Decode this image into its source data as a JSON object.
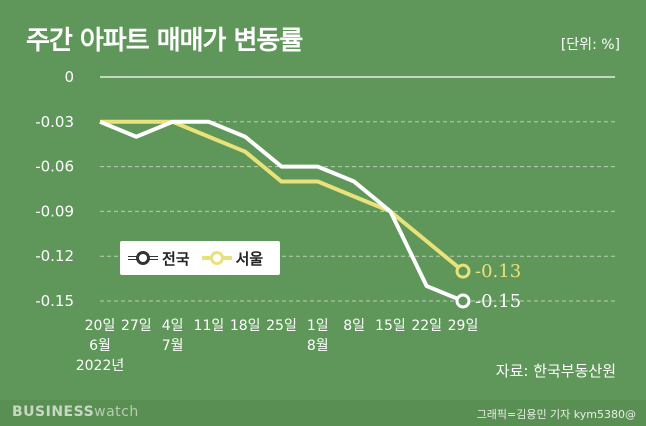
{
  "header": {
    "title": "주간 아파트 매매가 변동률",
    "unit": "[단위: %]"
  },
  "source": "자료: 한국부동산원",
  "footer": {
    "brand_main": "BUSINESS",
    "brand_sub": "watch",
    "credit": "그래픽=김용민 기자 kym5380@"
  },
  "legend": {
    "series_a": "전국",
    "series_b": "서울"
  },
  "colors": {
    "background": "#5f9659",
    "national": "#ffffff",
    "seoul": "#e9e27a"
  },
  "chart_data": {
    "type": "line",
    "title": "주간 아파트 매매가 변동률",
    "unit": "[단위: %]",
    "x_ticks": [
      [
        "20일",
        "6월",
        "2022년"
      ],
      [
        "27일"
      ],
      [
        "4일",
        "7월"
      ],
      [
        "11일"
      ],
      [
        "18일"
      ],
      [
        "25일"
      ],
      [
        "1일",
        "8월"
      ],
      [
        "8일"
      ],
      [
        "15일"
      ],
      [
        "22일"
      ],
      [
        "29일"
      ]
    ],
    "yticks": [
      "0",
      "-0.03",
      "-0.06",
      "-0.09",
      "-0.12",
      "-0.15"
    ],
    "ylim": [
      -0.15,
      0
    ],
    "grid": true,
    "legend_position": "bottom-left",
    "series": [
      {
        "name": "전국",
        "values": [
          -0.03,
          -0.04,
          -0.03,
          -0.03,
          -0.04,
          -0.06,
          -0.06,
          -0.07,
          -0.09,
          -0.14,
          -0.15
        ],
        "end_label": "-0.15"
      },
      {
        "name": "서울",
        "values": [
          -0.03,
          -0.03,
          -0.03,
          -0.04,
          -0.05,
          -0.07,
          -0.07,
          -0.08,
          -0.09,
          -0.11,
          -0.13
        ],
        "end_label": "-0.13"
      }
    ]
  }
}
====
### [Exercise prompt]
Repeat the material above in full and exactly, omitting the pictures.

### [Full answer]
Decode this image into its source data as a JSON object.
{
  "header": {
    "title": "주간 아파트 매매가 변동률",
    "unit": "[단위: %]"
  },
  "source": "자료: 한국부동산원",
  "footer": {
    "brand_main": "BUSINESS",
    "brand_sub": "watch",
    "credit": "그래픽=김용민 기자 kym5380@"
  },
  "legend": {
    "series_a": "전국",
    "series_b": "서울"
  },
  "colors": {
    "background": "#5f9659",
    "national": "#ffffff",
    "seoul": "#e9e27a"
  },
  "chart_data": {
    "type": "line",
    "title": "주간 아파트 매매가 변동률",
    "unit": "[단위: %]",
    "x_ticks": [
      [
        "20일",
        "6월",
        "2022년"
      ],
      [
        "27일"
      ],
      [
        "4일",
        "7월"
      ],
      [
        "11일"
      ],
      [
        "18일"
      ],
      [
        "25일"
      ],
      [
        "1일",
        "8월"
      ],
      [
        "8일"
      ],
      [
        "15일"
      ],
      [
        "22일"
      ],
      [
        "29일"
      ]
    ],
    "yticks": [
      "0",
      "-0.03",
      "-0.06",
      "-0.09",
      "-0.12",
      "-0.15"
    ],
    "ylim": [
      -0.15,
      0
    ],
    "grid": true,
    "legend_position": "bottom-left",
    "series": [
      {
        "name": "전국",
        "values": [
          -0.03,
          -0.04,
          -0.03,
          -0.03,
          -0.04,
          -0.06,
          -0.06,
          -0.07,
          -0.09,
          -0.14,
          -0.15
        ],
        "end_label": "-0.15"
      },
      {
        "name": "서울",
        "values": [
          -0.03,
          -0.03,
          -0.03,
          -0.04,
          -0.05,
          -0.07,
          -0.07,
          -0.08,
          -0.09,
          -0.11,
          -0.13
        ],
        "end_label": "-0.13"
      }
    ]
  }
}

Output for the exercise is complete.